___ RECORDS FOR THE TASK

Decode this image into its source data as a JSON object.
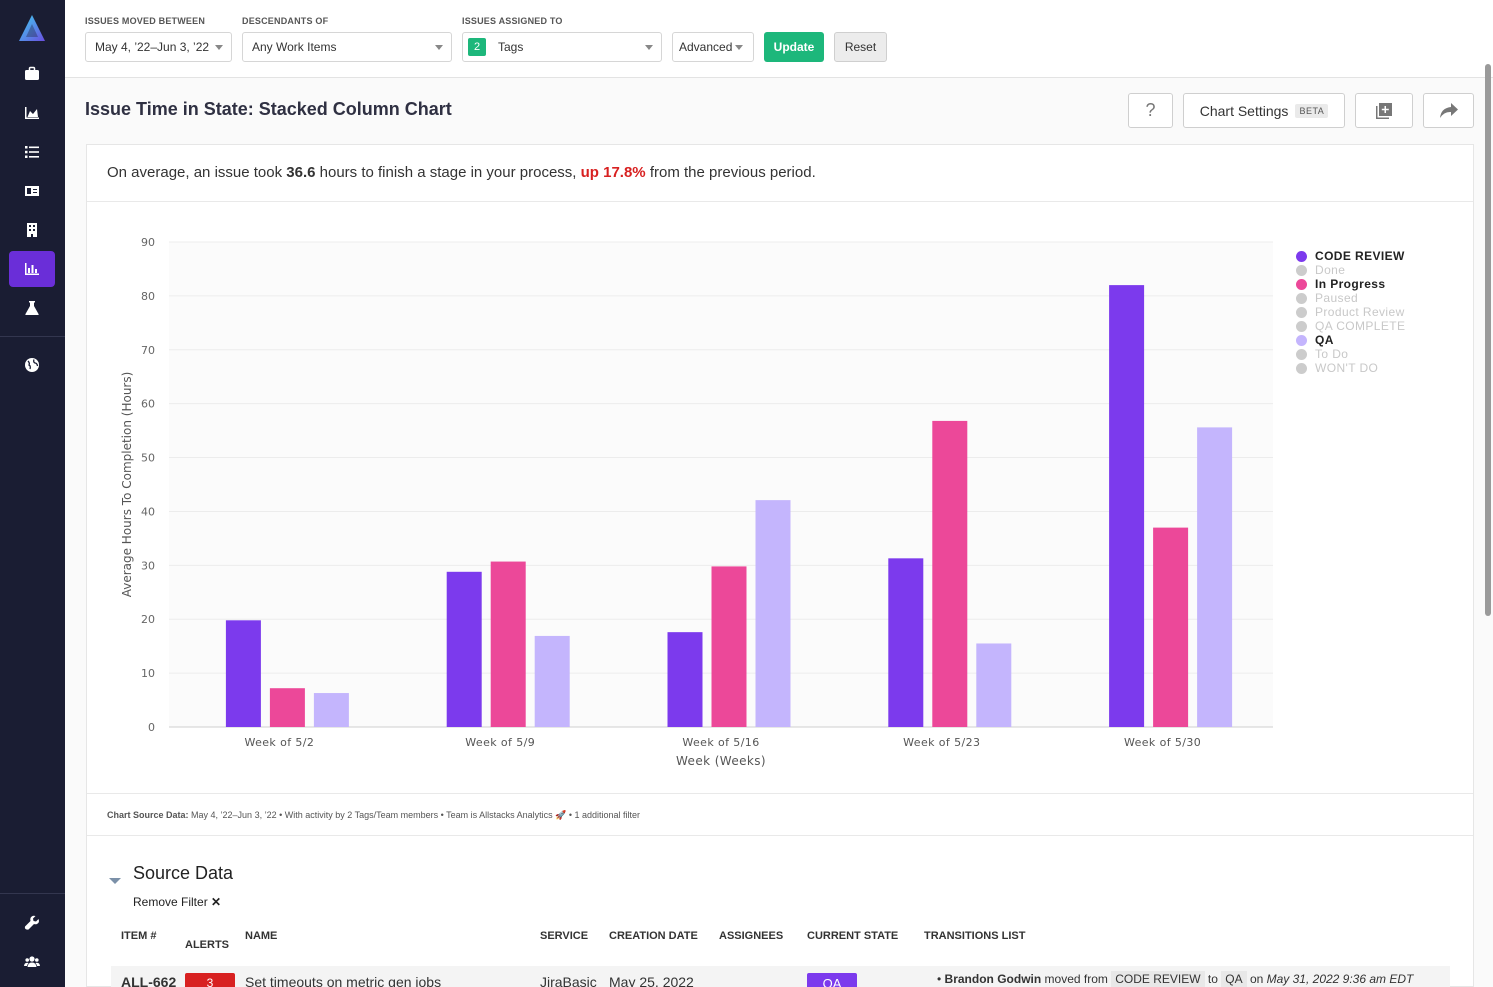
{
  "filters": {
    "moved_between": {
      "label": "ISSUES MOVED BETWEEN",
      "value": "May 4, ’22–Jun 3, ’22"
    },
    "descendants": {
      "label": "DESCENDANTS OF",
      "value": "Any Work Items"
    },
    "assigned": {
      "label": "ISSUES ASSIGNED TO",
      "count": "2",
      "value": "Tags"
    },
    "advanced": "Advanced",
    "update": "Update",
    "reset": "Reset"
  },
  "header": {
    "title": "Issue Time in State: Stacked Column Chart",
    "help": "?",
    "chart_settings": "Chart Settings",
    "beta": "BETA"
  },
  "summary": {
    "pre": "On average, an issue took ",
    "hours": "36.6",
    "mid": " hours to finish a stage in your process, ",
    "change": "up 17.8%",
    "post": " from the previous period."
  },
  "legend": [
    {
      "label": "CODE REVIEW",
      "color": "#7c3aed",
      "active": true
    },
    {
      "label": "Done",
      "color": "#cccccc",
      "active": false
    },
    {
      "label": "In Progress",
      "color": "#ec4899",
      "active": true
    },
    {
      "label": "Paused",
      "color": "#cccccc",
      "active": false
    },
    {
      "label": "Product Review",
      "color": "#cccccc",
      "active": false
    },
    {
      "label": "QA COMPLETE",
      "color": "#cccccc",
      "active": false
    },
    {
      "label": "QA",
      "color": "#c4b5fd",
      "active": true
    },
    {
      "label": "To Do",
      "color": "#cccccc",
      "active": false
    },
    {
      "label": "WON'T DO",
      "color": "#cccccc",
      "active": false
    }
  ],
  "chart_data": {
    "type": "bar",
    "title": "Issue Time in State: Stacked Column Chart",
    "xlabel": "Week (Weeks)",
    "ylabel": "Average Hours To Completion (Hours)",
    "ylim": [
      0,
      90
    ],
    "yticks": [
      0,
      10,
      20,
      30,
      40,
      50,
      60,
      70,
      80,
      90
    ],
    "categories": [
      "Week of 5/2",
      "Week of 5/9",
      "Week of 5/16",
      "Week of 5/23",
      "Week of 5/30"
    ],
    "series": [
      {
        "name": "CODE REVIEW",
        "color": "#7c3aed",
        "values": [
          19.8,
          28.8,
          17.6,
          31.3,
          82
        ]
      },
      {
        "name": "In Progress",
        "color": "#ec4899",
        "values": [
          7.2,
          30.7,
          29.8,
          56.8,
          37
        ]
      },
      {
        "name": "QA",
        "color": "#c4b5fd",
        "values": [
          6.3,
          16.9,
          42.1,
          15.5,
          55.6
        ]
      }
    ]
  },
  "source_note": {
    "label": "Chart Source Data:",
    "text": " May 4, ’22–Jun 3, ’22 • With activity by 2 Tags/Team members • Team is Allstacks Analytics 🚀 • 1 additional filter"
  },
  "source_data": {
    "title": "Source Data",
    "remove_filter": "Remove Filter",
    "columns": [
      "ITEM #",
      "ALERTS",
      "NAME",
      "SERVICE",
      "CREATION DATE",
      "ASSIGNEES",
      "CURRENT STATE",
      "TRANSITIONS LIST"
    ],
    "rows": [
      {
        "item": "ALL-662",
        "alerts": "3",
        "name": "Set timeouts on metric gen jobs",
        "service": "JiraBasic",
        "created": "May 25, 2022",
        "state": "QA",
        "transition": {
          "user": "Brandon Godwin",
          "moved": " moved from ",
          "from": "CODE REVIEW",
          "to_word": " to ",
          "to": "QA",
          "on": " on ",
          "date": "May 31, 2022 9:36 am EDT"
        }
      }
    ]
  }
}
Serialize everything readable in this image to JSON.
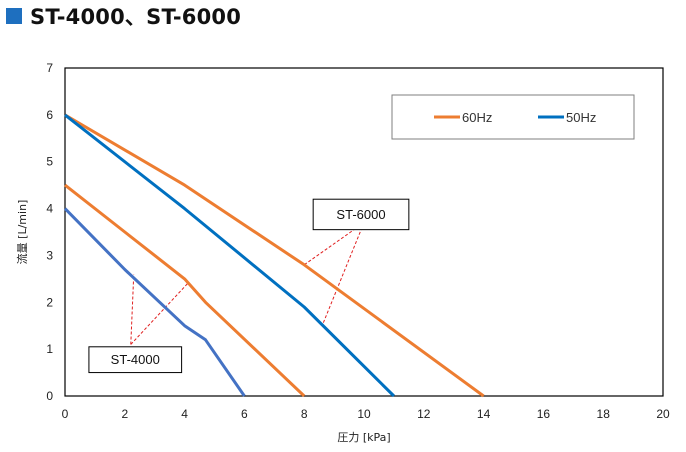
{
  "page": {
    "title": "ST-4000、ST-6000"
  },
  "colors": {
    "orange": "#ed7d31",
    "blue_50hz": "#0070c0",
    "blue_st4000": "#4472c4",
    "callout_line": "#e02020",
    "title_square": "#1e6fbf"
  },
  "chart_data": {
    "type": "line",
    "xlabel": "圧力 [kPa]",
    "ylabel": "流量 [L/min]",
    "xlim": [
      0,
      20
    ],
    "ylim": [
      0,
      7
    ],
    "xticks": [
      "0",
      "2",
      "4",
      "6",
      "8",
      "10",
      "12",
      "14",
      "16",
      "18",
      "20"
    ],
    "yticks": [
      "0",
      "1",
      "2",
      "3",
      "4",
      "5",
      "6",
      "7"
    ],
    "grid": false,
    "legend": {
      "placement": "top-right",
      "entries": [
        "60Hz",
        "50Hz"
      ]
    },
    "series": [
      {
        "model": "ST-6000",
        "freq": "60Hz",
        "color": "orange",
        "x": [
          0,
          4,
          8,
          14
        ],
        "y": [
          6.0,
          4.5,
          2.8,
          0
        ]
      },
      {
        "model": "ST-6000",
        "freq": "50Hz",
        "color": "blue_50hz",
        "x": [
          0,
          4,
          8,
          11
        ],
        "y": [
          6.0,
          4.0,
          1.9,
          0
        ]
      },
      {
        "model": "ST-4000",
        "freq": "60Hz",
        "color": "orange",
        "x": [
          0,
          2,
          4,
          4.7,
          8
        ],
        "y": [
          4.5,
          3.5,
          2.5,
          2.0,
          0
        ]
      },
      {
        "model": "ST-4000",
        "freq": "50Hz",
        "color": "blue_st4000",
        "x": [
          0,
          2,
          4,
          4.7,
          6
        ],
        "y": [
          4.0,
          2.7,
          1.5,
          1.2,
          0
        ]
      }
    ],
    "annotations": [
      {
        "label": "ST-6000",
        "box": [
          8.3,
          4.2,
          11.5,
          3.55
        ],
        "anchor": [
          10.0,
          3.7
        ],
        "targets": [
          [
            8.0,
            2.8
          ],
          [
            8.6,
            1.5
          ]
        ]
      },
      {
        "label": "ST-4000",
        "box": [
          0.8,
          1.05,
          3.9,
          0.5
        ],
        "anchor": [
          2.2,
          1.1
        ],
        "targets": [
          [
            2.3,
            2.6
          ],
          [
            4.1,
            2.4
          ]
        ]
      }
    ]
  }
}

______

Exclude the pictures and repeat every other part of the records word for word.

REPLY:
Decode this image into its source data as a JSON object.
{
  "filters": {
    "moved_between": {
      "label": "ISSUES MOVED BETWEEN",
      "value": "May 4, ’22–Jun 3, ’22"
    },
    "descendants": {
      "label": "DESCENDANTS OF",
      "value": "Any Work Items"
    },
    "assigned": {
      "label": "ISSUES ASSIGNED TO",
      "count": "2",
      "value": "Tags"
    },
    "advanced": "Advanced",
    "update": "Update",
    "reset": "Reset"
  },
  "header": {
    "title": "Issue Time in State: Stacked Column Chart",
    "help": "?",
    "chart_settings": "Chart Settings",
    "beta": "BETA"
  },
  "summary": {
    "pre": "On average, an issue took ",
    "hours": "36.6",
    "mid": " hours to finish a stage in your process, ",
    "change": "up 17.8%",
    "post": " from the previous period."
  },
  "legend": [
    {
      "label": "CODE REVIEW",
      "color": "#7c3aed",
      "active": true
    },
    {
      "label": "Done",
      "color": "#cccccc",
      "active": false
    },
    {
      "label": "In Progress",
      "color": "#ec4899",
      "active": true
    },
    {
      "label": "Paused",
      "color": "#cccccc",
      "active": false
    },
    {
      "label": "Product Review",
      "color": "#cccccc",
      "active": false
    },
    {
      "label": "QA COMPLETE",
      "color": "#cccccc",
      "active": false
    },
    {
      "label": "QA",
      "color": "#c4b5fd",
      "active": true
    },
    {
      "label": "To Do",
      "color": "#cccccc",
      "active": false
    },
    {
      "label": "WON'T DO",
      "color": "#cccccc",
      "active": false
    }
  ],
  "chart_data": {
    "type": "bar",
    "title": "Issue Time in State: Stacked Column Chart",
    "xlabel": "Week (Weeks)",
    "ylabel": "Average Hours To Completion (Hours)",
    "ylim": [
      0,
      90
    ],
    "yticks": [
      0,
      10,
      20,
      30,
      40,
      50,
      60,
      70,
      80,
      90
    ],
    "categories": [
      "Week of 5/2",
      "Week of 5/9",
      "Week of 5/16",
      "Week of 5/23",
      "Week of 5/30"
    ],
    "series": [
      {
        "name": "CODE REVIEW",
        "color": "#7c3aed",
        "values": [
          19.8,
          28.8,
          17.6,
          31.3,
          82
        ]
      },
      {
        "name": "In Progress",
        "color": "#ec4899",
        "values": [
          7.2,
          30.7,
          29.8,
          56.8,
          37
        ]
      },
      {
        "name": "QA",
        "color": "#c4b5fd",
        "values": [
          6.3,
          16.9,
          42.1,
          15.5,
          55.6
        ]
      }
    ]
  },
  "source_note": {
    "label": "Chart Source Data:",
    "text": " May 4, ’22–Jun 3, ’22 • With activity by 2 Tags/Team members • Team is Allstacks Analytics 🚀 • 1 additional filter"
  },
  "source_data": {
    "title": "Source Data",
    "remove_filter": "Remove Filter",
    "columns": [
      "ITEM #",
      "ALERTS",
      "NAME",
      "SERVICE",
      "CREATION DATE",
      "ASSIGNEES",
      "CURRENT STATE",
      "TRANSITIONS LIST"
    ],
    "rows": [
      {
        "item": "ALL-662",
        "alerts": "3",
        "name": "Set timeouts on metric gen jobs",
        "service": "JiraBasic",
        "created": "May 25, 2022",
        "state": "QA",
        "transition": {
          "user": "Brandon Godwin",
          "moved": " moved from ",
          "from": "CODE REVIEW",
          "to_word": " to ",
          "to": "QA",
          "on": " on ",
          "date": "May 31, 2022 9:36 am EDT"
        }
      }
    ]
  }
}
Serialize everything readable in this image to JSON.
{
  "page": {
    "title": "ST-4000、ST-6000"
  },
  "colors": {
    "orange": "#ed7d31",
    "blue_50hz": "#0070c0",
    "blue_st4000": "#4472c4",
    "callout_line": "#e02020",
    "title_square": "#1e6fbf"
  },
  "chart_data": {
    "type": "line",
    "xlabel": "圧力 [kPa]",
    "ylabel": "流量 [L/min]",
    "xlim": [
      0,
      20
    ],
    "ylim": [
      0,
      7
    ],
    "xticks": [
      "0",
      "2",
      "4",
      "6",
      "8",
      "10",
      "12",
      "14",
      "16",
      "18",
      "20"
    ],
    "yticks": [
      "0",
      "1",
      "2",
      "3",
      "4",
      "5",
      "6",
      "7"
    ],
    "grid": false,
    "legend": {
      "placement": "top-right",
      "entries": [
        "60Hz",
        "50Hz"
      ]
    },
    "series": [
      {
        "model": "ST-6000",
        "freq": "60Hz",
        "color": "orange",
        "x": [
          0,
          4,
          8,
          14
        ],
        "y": [
          6.0,
          4.5,
          2.8,
          0
        ]
      },
      {
        "model": "ST-6000",
        "freq": "50Hz",
        "color": "blue_50hz",
        "x": [
          0,
          4,
          8,
          11
        ],
        "y": [
          6.0,
          4.0,
          1.9,
          0
        ]
      },
      {
        "model": "ST-4000",
        "freq": "60Hz",
        "color": "orange",
        "x": [
          0,
          2,
          4,
          4.7,
          8
        ],
        "y": [
          4.5,
          3.5,
          2.5,
          2.0,
          0
        ]
      },
      {
        "model": "ST-4000",
        "freq": "50Hz",
        "color": "blue_st4000",
        "x": [
          0,
          2,
          4,
          4.7,
          6
        ],
        "y": [
          4.0,
          2.7,
          1.5,
          1.2,
          0
        ]
      }
    ],
    "annotations": [
      {
        "label": "ST-6000",
        "box": [
          8.3,
          4.2,
          11.5,
          3.55
        ],
        "anchor": [
          10.0,
          3.7
        ],
        "targets": [
          [
            8.0,
            2.8
          ],
          [
            8.6,
            1.5
          ]
        ]
      },
      {
        "label": "ST-4000",
        "box": [
          0.8,
          1.05,
          3.9,
          0.5
        ],
        "anchor": [
          2.2,
          1.1
        ],
        "targets": [
          [
            2.3,
            2.6
          ],
          [
            4.1,
            2.4
          ]
        ]
      }
    ]
  }
}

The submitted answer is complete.